-- start --

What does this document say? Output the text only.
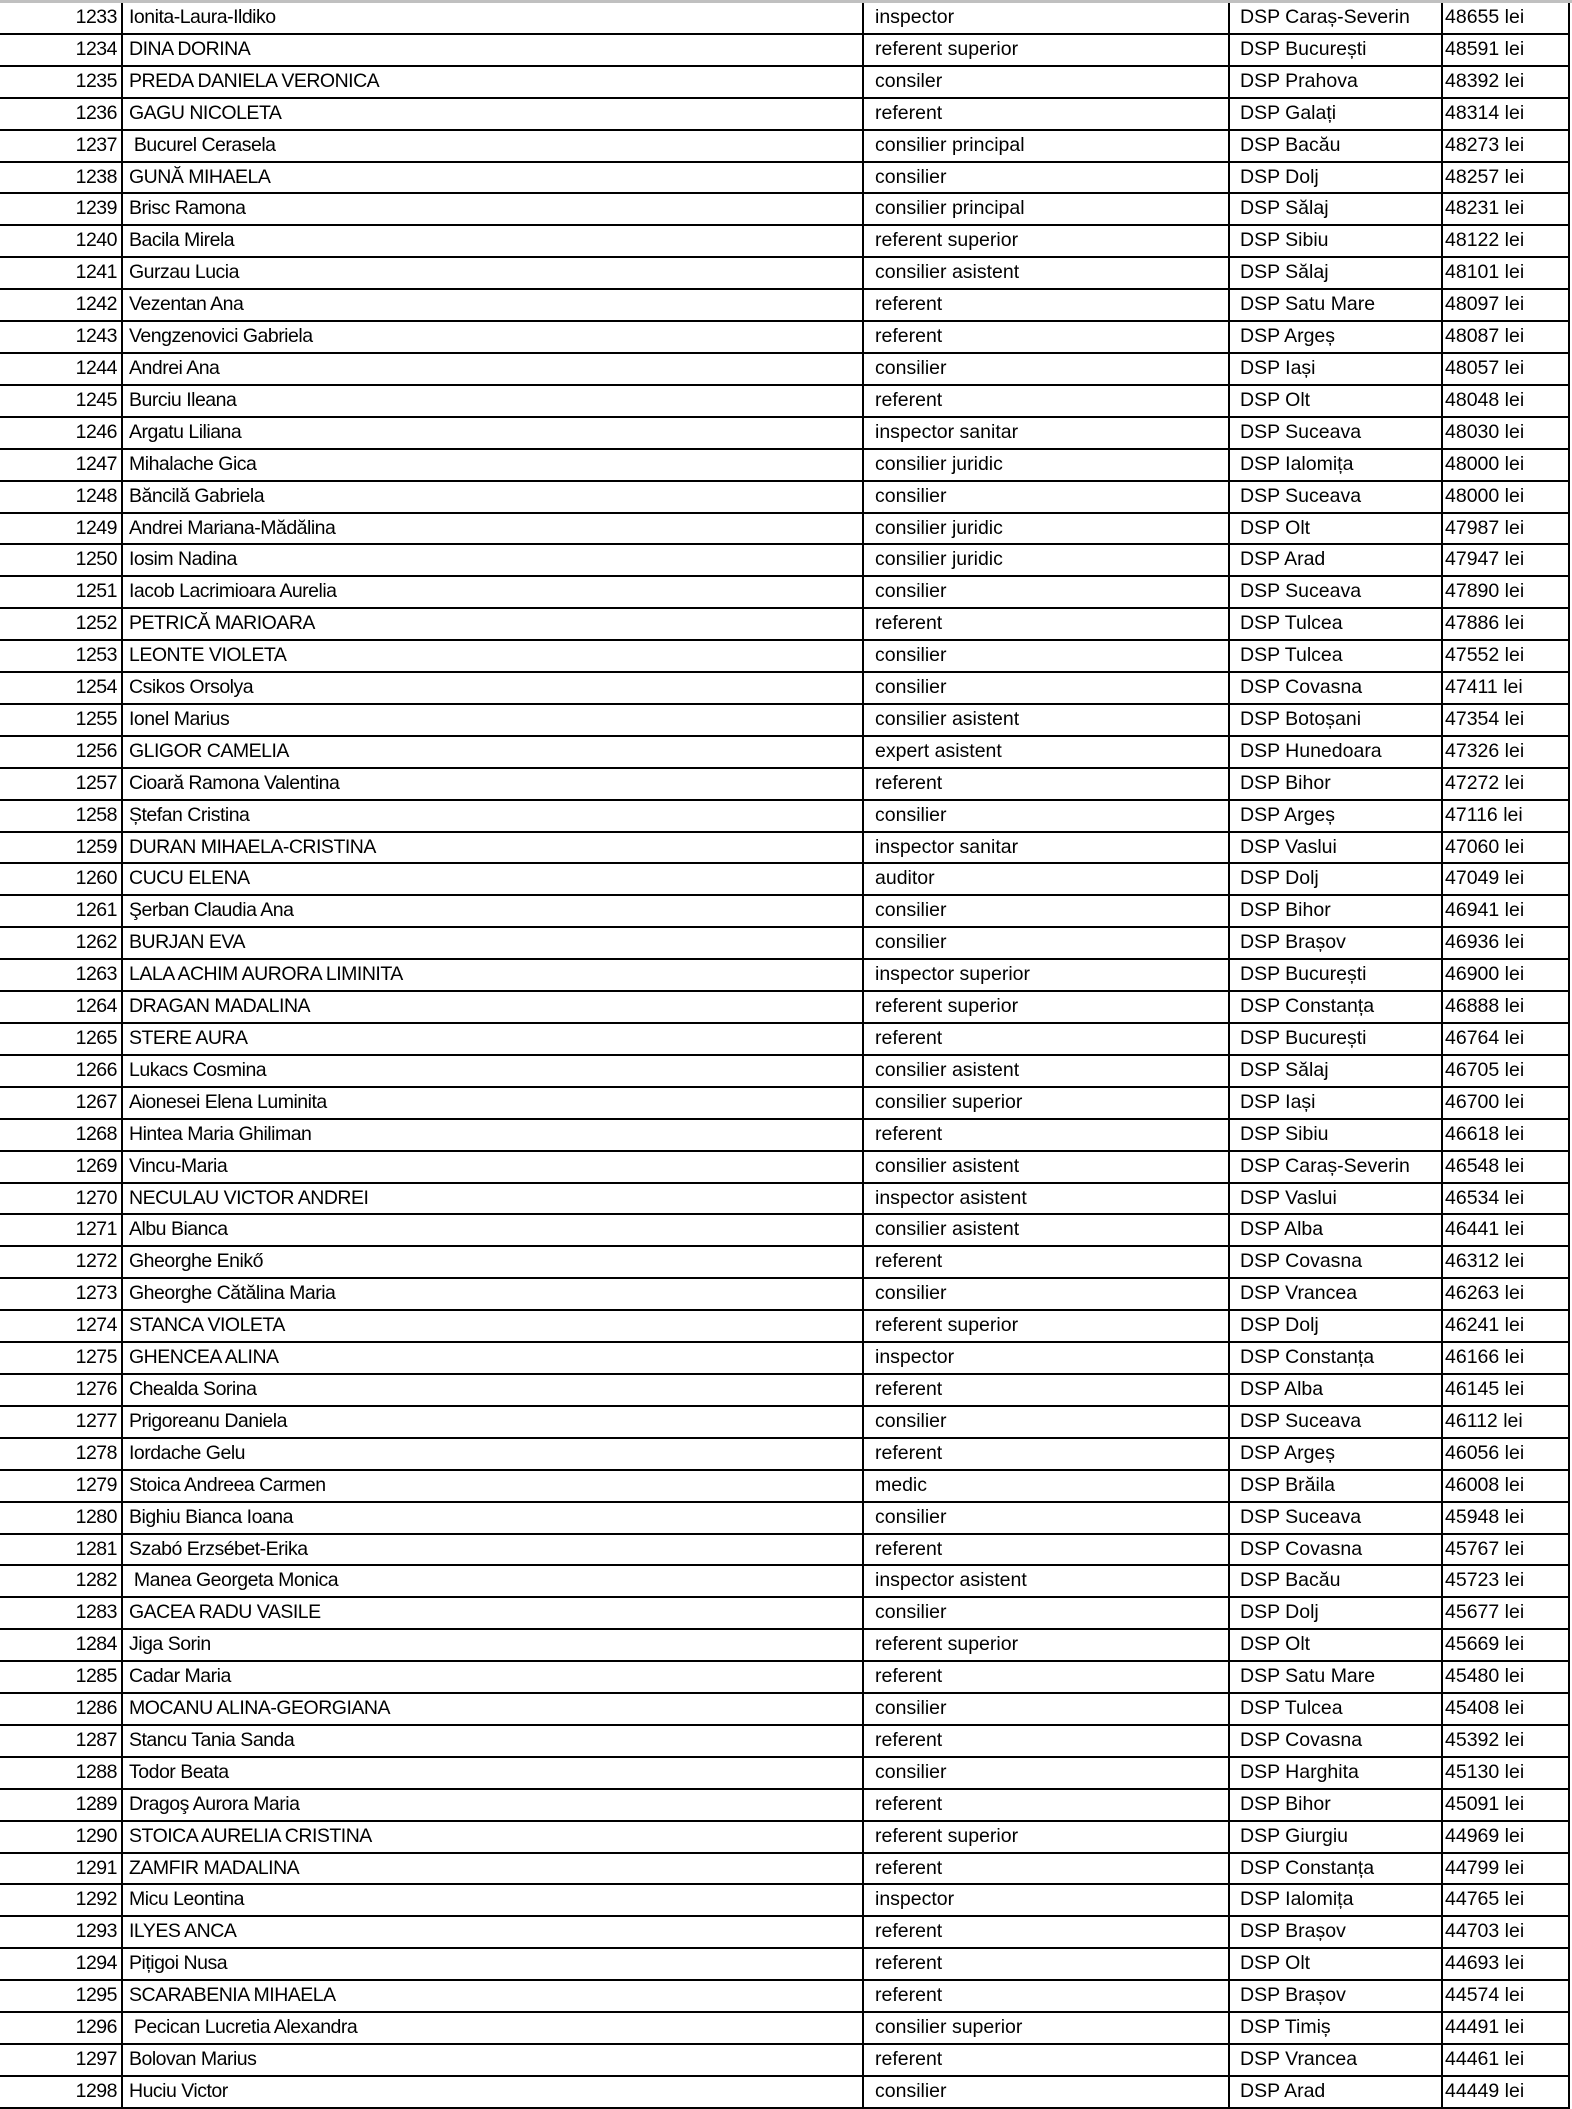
1233	Ionita-Laura-Ildiko	inspector	DSP Caraș-Severin	48655 lei
1234	DINA DORINA	referent superior	DSP București	48591 lei
1235	PREDA DANIELA VERONICA	consiler	DSP Prahova	48392 lei
1236	GAGU NICOLETA	referent	DSP Galați	48314 lei
1237	Bucurel Cerasela	consilier principal	DSP Bacău	48273 lei
1238	GUNĂ MIHAELA	consilier	DSP Dolj	48257 lei
1239	Brisc Ramona	consilier principal	DSP Sălaj	48231 lei
1240	Bacila Mirela	referent superior	DSP Sibiu	48122 lei
1241	Gurzau Lucia	consilier asistent	DSP Sălaj	48101 lei
1242	Vezentan Ana	referent	DSP Satu Mare	48097 lei
1243	Vengzenovici Gabriela	referent	DSP Argeș	48087 lei
1244	Andrei Ana	consilier	DSP Iași	48057 lei
1245	Burciu Ileana	referent	DSP Olt	48048 lei
1246	Argatu Liliana	inspector sanitar	DSP Suceava	48030 lei
1247	Mihalache Gica	consilier juridic	DSP Ialomița	48000 lei
1248	Băncilă Gabriela	consilier	DSP Suceava	48000 lei
1249	Andrei Mariana-Mădălina	consilier juridic	DSP Olt	47987 lei
1250	Iosim Nadina	consilier juridic	DSP Arad	47947 lei
1251	Iacob Lacrimioara Aurelia	consilier	DSP Suceava	47890 lei
1252	PETRICĂ MARIOARA	referent	DSP Tulcea	47886 lei
1253	LEONTE VIOLETA	consilier	DSP Tulcea	47552 lei
1254	Csikos Orsolya	consilier	DSP Covasna	47411 lei
1255	Ionel Marius	consilier asistent	DSP Botoșani	47354 lei
1256	GLIGOR CAMELIA	expert asistent	DSP Hunedoara	47326 lei
1257	Cioară Ramona Valentina	referent	DSP Bihor	47272 lei
1258	Ștefan Cristina	consilier	DSP Argeș	47116 lei
1259	DURAN MIHAELA-CRISTINA	inspector sanitar	DSP Vaslui	47060 lei
1260	CUCU ELENA	auditor	DSP Dolj	47049 lei
1261	Şerban Claudia Ana	consilier	DSP Bihor	46941 lei
1262	BURJAN EVA	consilier	DSP Brașov	46936 lei
1263	LALA ACHIM AURORA LIMINITA	inspector superior	DSP București	46900 lei
1264	DRAGAN MADALINA	referent superior	DSP Constanța	46888 lei
1265	STERE AURA	referent	DSP București	46764 lei
1266	Lukacs Cosmina	consilier asistent	DSP Sălaj	46705 lei
1267	Aionesei Elena Luminita	consilier superior	DSP Iași	46700 lei
1268	Hintea Maria Ghiliman	referent	DSP Sibiu	46618 lei
1269	Vincu-Maria	consilier asistent	DSP Caraș-Severin	46548 lei
1270	NECULAU VICTOR ANDREI	inspector asistent	DSP Vaslui	46534 lei
1271	Albu Bianca	consilier asistent	DSP Alba	46441 lei
1272	Gheorghe Enikő	referent	DSP Covasna	46312 lei
1273	Gheorghe Cătălina Maria	consilier	DSP Vrancea	46263 lei
1274	STANCA VIOLETA	referent superior	DSP Dolj	46241 lei
1275	GHENCEA ALINA	inspector	DSP Constanța	46166 lei
1276	Chealda Sorina	referent	DSP Alba	46145 lei
1277	Prigoreanu Daniela	consilier	DSP Suceava	46112 lei
1278	Iordache Gelu	referent	DSP Argeș	46056 lei
1279	Stoica Andreea Carmen	medic	DSP Brăila	46008 lei
1280	Bighiu Bianca Ioana	consilier	DSP Suceava	45948 lei
1281	Szabó Erzsébet-Erika	referent	DSP Covasna	45767 lei
1282	Manea Georgeta Monica	inspector asistent	DSP Bacău	45723 lei
1283	GACEA RADU VASILE	consilier	DSP Dolj	45677 lei
1284	Jiga Sorin	referent superior	DSP Olt	45669 lei
1285	Cadar Maria	referent	DSP Satu Mare	45480 lei
1286	MOCANU ALINA-GEORGIANA	consilier	DSP Tulcea	45408 lei
1287	Stancu Tania Sanda	referent	DSP Covasna	45392 lei
1288	Todor Beata	consilier	DSP Harghita	45130 lei
1289	Dragoş Aurora Maria	referent	DSP Bihor	45091 lei
1290	STOICA AURELIA CRISTINA	referent superior	DSP Giurgiu	44969 lei
1291	ZAMFIR MADALINA	referent	DSP Constanța	44799 lei
1292	Micu Leontina	inspector	DSP Ialomița	44765 lei
1293	ILYES ANCA	referent	DSP Brașov	44703 lei
1294	Pițigoi Nusa	referent	DSP Olt	44693 lei
1295	SCARABENIA MIHAELA	referent	DSP Brașov	44574 lei
1296	Pecican Lucretia Alexandra	consilier superior	DSP Timiș	44491 lei
1297	Bolovan Marius	referent	DSP Vrancea	44461 lei
1298	Huciu Victor	consilier	DSP Arad	44449 lei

-- end --

- REQUIREMENTS -
Repeat the records above exactly, leaving out the pictures.

- THE SOLUTION -
What does this document say? Output the text only.
1233	Ionita-Laura-Ildiko	inspector	DSP Caraș-Severin	48655 lei
1234	DINA DORINA	referent superior	DSP București	48591 lei
1235	PREDA DANIELA VERONICA	consiler	DSP Prahova	48392 lei
1236	GAGU NICOLETA	referent	DSP Galați	48314 lei
1237	Bucurel Cerasela	consilier principal	DSP Bacău	48273 lei
1238	GUNĂ MIHAELA	consilier	DSP Dolj	48257 lei
1239	Brisc Ramona	consilier principal	DSP Sălaj	48231 lei
1240	Bacila Mirela	referent superior	DSP Sibiu	48122 lei
1241	Gurzau Lucia	consilier asistent	DSP Sălaj	48101 lei
1242	Vezentan Ana	referent	DSP Satu Mare	48097 lei
1243	Vengzenovici Gabriela	referent	DSP Argeș	48087 lei
1244	Andrei Ana	consilier	DSP Iași	48057 lei
1245	Burciu Ileana	referent	DSP Olt	48048 lei
1246	Argatu Liliana	inspector sanitar	DSP Suceava	48030 lei
1247	Mihalache Gica	consilier juridic	DSP Ialomița	48000 lei
1248	Băncilă Gabriela	consilier	DSP Suceava	48000 lei
1249	Andrei Mariana-Mădălina	consilier juridic	DSP Olt	47987 lei
1250	Iosim Nadina	consilier juridic	DSP Arad	47947 lei
1251	Iacob Lacrimioara Aurelia	consilier	DSP Suceava	47890 lei
1252	PETRICĂ MARIOARA	referent	DSP Tulcea	47886 lei
1253	LEONTE VIOLETA	consilier	DSP Tulcea	47552 lei
1254	Csikos Orsolya	consilier	DSP Covasna	47411 lei
1255	Ionel Marius	consilier asistent	DSP Botoșani	47354 lei
1256	GLIGOR CAMELIA	expert asistent	DSP Hunedoara	47326 lei
1257	Cioară Ramona Valentina	referent	DSP Bihor	47272 lei
1258	Ștefan Cristina	consilier	DSP Argeș	47116 lei
1259	DURAN MIHAELA-CRISTINA	inspector sanitar	DSP Vaslui	47060 lei
1260	CUCU ELENA	auditor	DSP Dolj	47049 lei
1261	Şerban Claudia Ana	consilier	DSP Bihor	46941 lei
1262	BURJAN EVA	consilier	DSP Brașov	46936 lei
1263	LALA ACHIM AURORA LIMINITA	inspector superior	DSP București	46900 lei
1264	DRAGAN MADALINA	referent superior	DSP Constanța	46888 lei
1265	STERE AURA	referent	DSP București	46764 lei
1266	Lukacs Cosmina	consilier asistent	DSP Sălaj	46705 lei
1267	Aionesei Elena Luminita	consilier superior	DSP Iași	46700 lei
1268	Hintea Maria Ghiliman	referent	DSP Sibiu	46618 lei
1269	Vincu-Maria	consilier asistent	DSP Caraș-Severin	46548 lei
1270	NECULAU VICTOR ANDREI	inspector asistent	DSP Vaslui	46534 lei
1271	Albu Bianca	consilier asistent	DSP Alba	46441 lei
1272	Gheorghe Enikő	referent	DSP Covasna	46312 lei
1273	Gheorghe Cătălina Maria	consilier	DSP Vrancea	46263 lei
1274	STANCA VIOLETA	referent superior	DSP Dolj	46241 lei
1275	GHENCEA ALINA	inspector	DSP Constanța	46166 lei
1276	Chealda Sorina	referent	DSP Alba	46145 lei
1277	Prigoreanu Daniela	consilier	DSP Suceava	46112 lei
1278	Iordache Gelu	referent	DSP Argeș	46056 lei
1279	Stoica Andreea Carmen	medic	DSP Brăila	46008 lei
1280	Bighiu Bianca Ioana	consilier	DSP Suceava	45948 lei
1281	Szabó Erzsébet-Erika	referent	DSP Covasna	45767 lei
1282	Manea Georgeta Monica	inspector asistent	DSP Bacău	45723 lei
1283	GACEA RADU VASILE	consilier	DSP Dolj	45677 lei
1284	Jiga Sorin	referent superior	DSP Olt	45669 lei
1285	Cadar Maria	referent	DSP Satu Mare	45480 lei
1286	MOCANU ALINA-GEORGIANA	consilier	DSP Tulcea	45408 lei
1287	Stancu Tania Sanda	referent	DSP Covasna	45392 lei
1288	Todor Beata	consilier	DSP Harghita	45130 lei
1289	Dragoş Aurora Maria	referent	DSP Bihor	45091 lei
1290	STOICA AURELIA CRISTINA	referent superior	DSP Giurgiu	44969 lei
1291	ZAMFIR MADALINA	referent	DSP Constanța	44799 lei
1292	Micu Leontina	inspector	DSP Ialomița	44765 lei
1293	ILYES ANCA	referent	DSP Brașov	44703 lei
1294	Pițigoi Nusa	referent	DSP Olt	44693 lei
1295	SCARABENIA MIHAELA	referent	DSP Brașov	44574 lei
1296	Pecican Lucretia Alexandra	consilier superior	DSP Timiș	44491 lei
1297	Bolovan Marius	referent	DSP Vrancea	44461 lei
1298	Huciu Victor	consilier	DSP Arad	44449 lei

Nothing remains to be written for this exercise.